• Aim:
Can you rewrite the article on the political split between young men and women, beginning at "Sen. JD Vance" and stopping after "masculinity and family.", with "newborns" updated to "infants"?

• Quoted text:
+ + +

Politics Is Driving Young Men and Women Apart

Deeper dysfunctions are driving political polarization between young Americans.

The story

In recent years, men and women have diverged along stark political lines. Accelerating since former President Donald Trump assumed office, men increasingly identify as Republicans and women as Democrats.

Especially among young voters, men and women are intensely divergent on a host of political priorities, from climate change to gender identity to illegal migration. Since the 1990s, voters under 30 have been a critical building block of the left coalition.

As the Democrat Party shifts further left, and young men perceive it as being uninterested in their needs, they depart for the GOP. Likewise, young women are attracted to Democrat messaging on issues like abortion, gun violence, and “threats to democracy.”

While divides between men and women are clearly evident in political expression, the problems are much deeper than politics. The divergence impacts social life among young people, the expanding crises of loneliness and masculinity in Western culture, and family formation.

The politics

Politicians have been slow to consider measures to heal the divide. After years of failed attempts, political scientist and men's rights advocate Dr. Warren Farrell continues to support creation of a White House Council on Boys and Men to parallel an existing committee for girls and women. President Biden replaced the prior women’s council with the Gender Policy Council, which focuses on women’s issues.

In June, progressive Democrat Rep. Alexandria Ocasio-Cortez (D-NY) said she was fighting for DEI policies while Republicans are keeping workplaces white and male. Divisive language is ineffective at engaging men in the conversation.

Only recently has the Democrat party tried to address men’s concerns. In a surprising about-face from decades of norms, the party embraced white men as an identity group last month in a highly lucrative Zoom fundraiser, “White Dues for Harris.” Mirrored by a similar function for black men, the events clumsily spoke to a population politicians can no longer ignore.

Populist right Republicans are the loudest voices addressing problems of young men, signaling the GOP’s intention of recruiting them. Right populists are equally interested in crafting policy which supports and incentivizes family formation amid America’s dwindling population.

Sen. JD Vance (R-OH) proposed legislation to strengthen healthcare for moms and newborns and alleviate the serious financial burden new families face. Sen. Josh Hawley (R-MO) harkens to ancient and mythic visions of manliness in his book Manhood, which venerates a traditional Christian vision of masculinity and family.

+ + +

• Source material:
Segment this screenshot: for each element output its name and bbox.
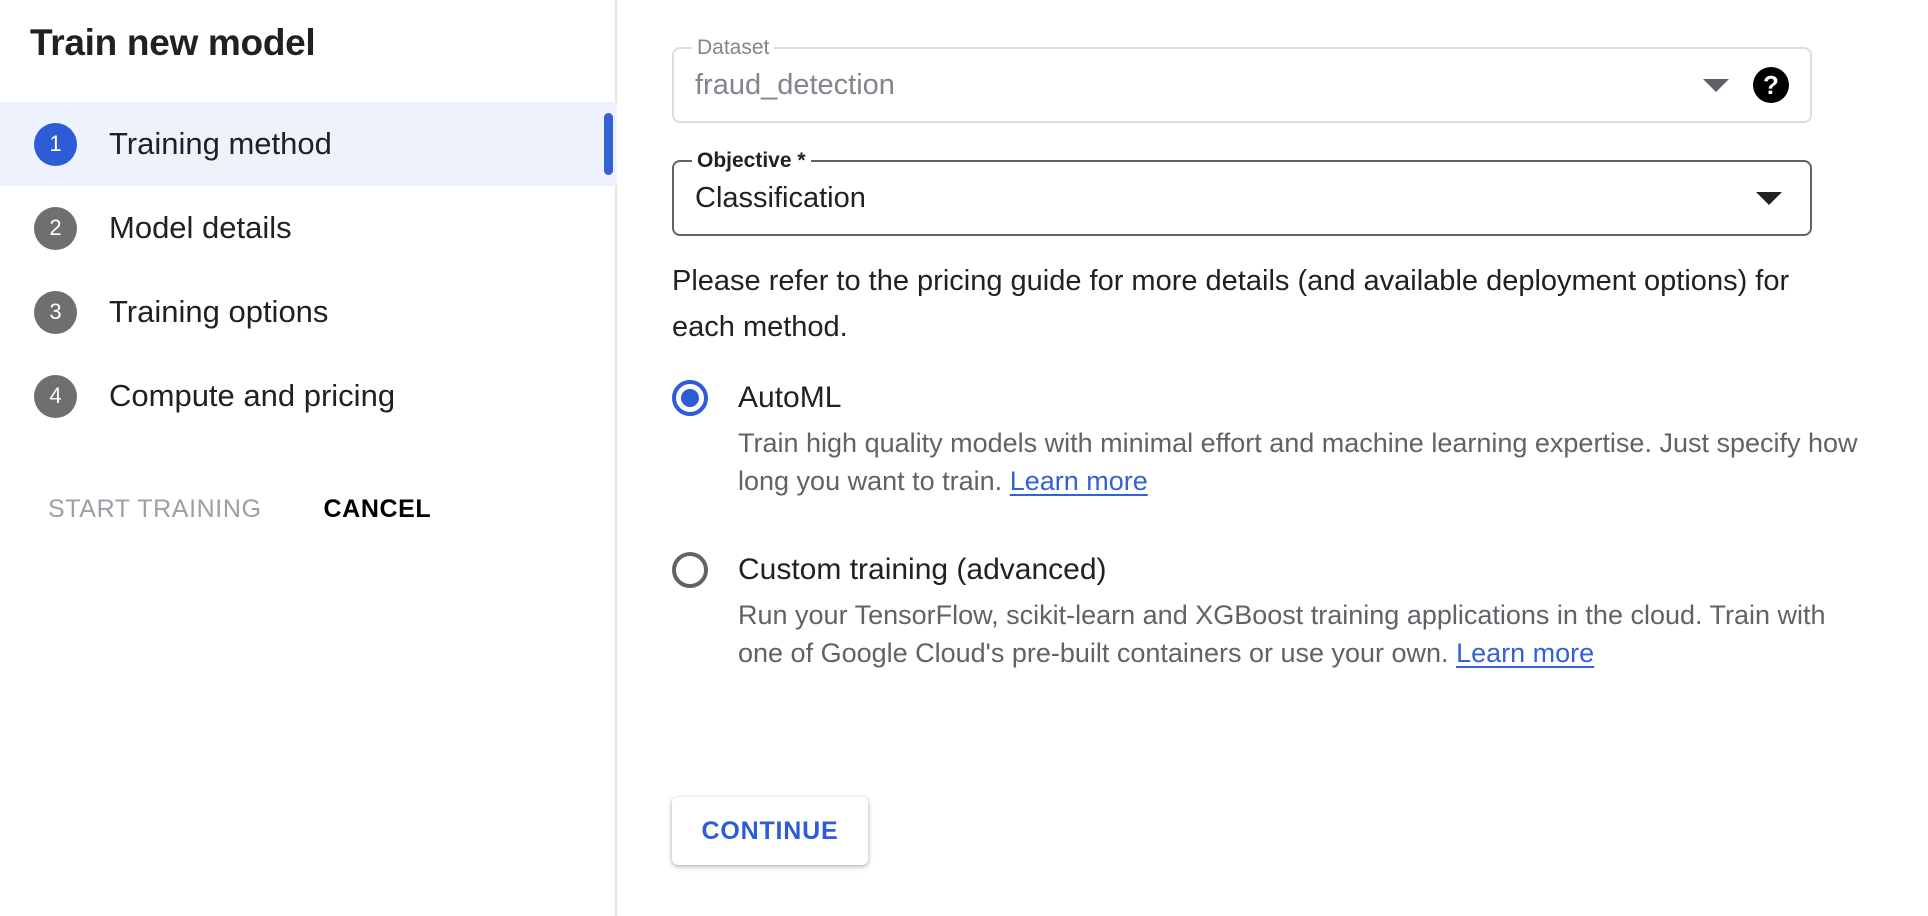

+ + +

• Response to the task:
Sen. JD Vance (R-OH) proposed legislation to strengthen healthcare for moms and infants and alleviate the serious financial burden new families face. Sen. Josh Hawley (R-MO) harkens to ancient and mythic visions of manliness in his book Manhood, which venerates a traditional Christian vision of masculinity and family.